======== Excerpted data

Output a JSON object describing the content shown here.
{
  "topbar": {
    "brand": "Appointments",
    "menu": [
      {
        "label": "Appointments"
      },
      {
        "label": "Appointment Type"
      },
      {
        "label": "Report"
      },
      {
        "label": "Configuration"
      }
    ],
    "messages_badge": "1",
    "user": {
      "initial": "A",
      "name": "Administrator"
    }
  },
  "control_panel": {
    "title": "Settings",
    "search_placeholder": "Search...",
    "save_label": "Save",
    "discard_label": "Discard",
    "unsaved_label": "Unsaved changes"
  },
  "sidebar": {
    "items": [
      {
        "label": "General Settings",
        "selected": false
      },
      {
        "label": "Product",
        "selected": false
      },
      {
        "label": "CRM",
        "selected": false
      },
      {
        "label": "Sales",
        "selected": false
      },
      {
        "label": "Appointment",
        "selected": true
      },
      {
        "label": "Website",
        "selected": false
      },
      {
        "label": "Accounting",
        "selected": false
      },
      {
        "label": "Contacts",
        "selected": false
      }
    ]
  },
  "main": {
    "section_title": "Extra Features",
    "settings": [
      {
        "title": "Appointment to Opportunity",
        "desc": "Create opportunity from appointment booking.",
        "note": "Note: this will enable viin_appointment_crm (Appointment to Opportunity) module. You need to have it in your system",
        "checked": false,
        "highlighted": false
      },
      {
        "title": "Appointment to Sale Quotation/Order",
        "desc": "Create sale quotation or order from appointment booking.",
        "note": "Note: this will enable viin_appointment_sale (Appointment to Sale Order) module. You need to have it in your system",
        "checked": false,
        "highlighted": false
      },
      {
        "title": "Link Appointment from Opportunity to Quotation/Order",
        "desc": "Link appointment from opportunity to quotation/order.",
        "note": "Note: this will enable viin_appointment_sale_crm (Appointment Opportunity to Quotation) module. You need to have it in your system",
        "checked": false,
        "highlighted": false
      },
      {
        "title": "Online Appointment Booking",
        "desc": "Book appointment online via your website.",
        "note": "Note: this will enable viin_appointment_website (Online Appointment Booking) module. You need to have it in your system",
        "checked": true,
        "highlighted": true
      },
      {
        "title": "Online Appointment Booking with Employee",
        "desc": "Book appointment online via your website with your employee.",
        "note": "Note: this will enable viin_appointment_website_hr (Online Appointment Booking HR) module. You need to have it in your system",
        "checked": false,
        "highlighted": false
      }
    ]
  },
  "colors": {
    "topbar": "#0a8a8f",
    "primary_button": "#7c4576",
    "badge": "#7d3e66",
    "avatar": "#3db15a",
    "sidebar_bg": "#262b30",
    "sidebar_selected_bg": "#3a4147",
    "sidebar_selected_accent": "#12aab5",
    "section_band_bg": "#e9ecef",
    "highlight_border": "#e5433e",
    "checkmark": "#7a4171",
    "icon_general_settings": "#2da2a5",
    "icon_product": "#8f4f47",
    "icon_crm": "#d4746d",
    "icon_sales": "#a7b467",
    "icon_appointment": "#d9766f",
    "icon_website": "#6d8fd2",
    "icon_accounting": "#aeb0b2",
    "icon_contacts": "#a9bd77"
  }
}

================

What is required: Print every record above exactly as written.

In response:
Output a JSON object describing the content shown here.
{
  "topbar": {
    "brand": "Appointments",
    "menu": [
      {
        "label": "Appointments"
      },
      {
        "label": "Appointment Type"
      },
      {
        "label": "Report"
      },
      {
        "label": "Configuration"
      }
    ],
    "messages_badge": "1",
    "user": {
      "initial": "A",
      "name": "Administrator"
    }
  },
  "control_panel": {
    "title": "Settings",
    "search_placeholder": "Search...",
    "save_label": "Save",
    "discard_label": "Discard",
    "unsaved_label": "Unsaved changes"
  },
  "sidebar": {
    "items": [
      {
        "label": "General Settings",
        "selected": false
      },
      {
        "label": "Product",
        "selected": false
      },
      {
        "label": "CRM",
        "selected": false
      },
      {
        "label": "Sales",
        "selected": false
      },
      {
        "label": "Appointment",
        "selected": true
      },
      {
        "label": "Website",
        "selected": false
      },
      {
        "label": "Accounting",
        "selected": false
      },
      {
        "label": "Contacts",
        "selected": false
      }
    ]
  },
  "main": {
    "section_title": "Extra Features",
    "settings": [
      {
        "title": "Appointment to Opportunity",
        "desc": "Create opportunity from appointment booking.",
        "note": "Note: this will enable viin_appointment_crm (Appointment to Opportunity) module. You need to have it in your system",
        "checked": false,
        "highlighted": false
      },
      {
        "title": "Appointment to Sale Quotation/Order",
        "desc": "Create sale quotation or order from appointment booking.",
        "note": "Note: this will enable viin_appointment_sale (Appointment to Sale Order) module. You need to have it in your system",
        "checked": false,
        "highlighted": false
      },
      {
        "title": "Link Appointment from Opportunity to Quotation/Order",
        "desc": "Link appointment from opportunity to quotation/order.",
        "note": "Note: this will enable viin_appointment_sale_crm (Appointment Opportunity to Quotation) module. You need to have it in your system",
        "checked": false,
        "highlighted": false
      },
      {
        "title": "Online Appointment Booking",
        "desc": "Book appointment online via your website.",
        "note": "Note: this will enable viin_appointment_website (Online Appointment Booking) module. You need to have it in your system",
        "checked": true,
        "highlighted": true
      },
      {
        "title": "Online Appointment Booking with Employee",
        "desc": "Book appointment online via your website with your employee.",
        "note": "Note: this will enable viin_appointment_website_hr (Online Appointment Booking HR) module. You need to have it in your system",
        "checked": false,
        "highlighted": false
      }
    ]
  },
  "colors": {
    "topbar": "#0a8a8f",
    "primary_button": "#7c4576",
    "badge": "#7d3e66",
    "avatar": "#3db15a",
    "sidebar_bg": "#262b30",
    "sidebar_selected_bg": "#3a4147",
    "sidebar_selected_accent": "#12aab5",
    "section_band_bg": "#e9ecef",
    "highlight_border": "#e5433e",
    "checkmark": "#7a4171",
    "icon_general_settings": "#2da2a5",
    "icon_product": "#8f4f47",
    "icon_crm": "#d4746d",
    "icon_sales": "#a7b467",
    "icon_appointment": "#d9766f",
    "icon_website": "#6d8fd2",
    "icon_accounting": "#aeb0b2",
    "icon_contacts": "#a9bd77"
  }
}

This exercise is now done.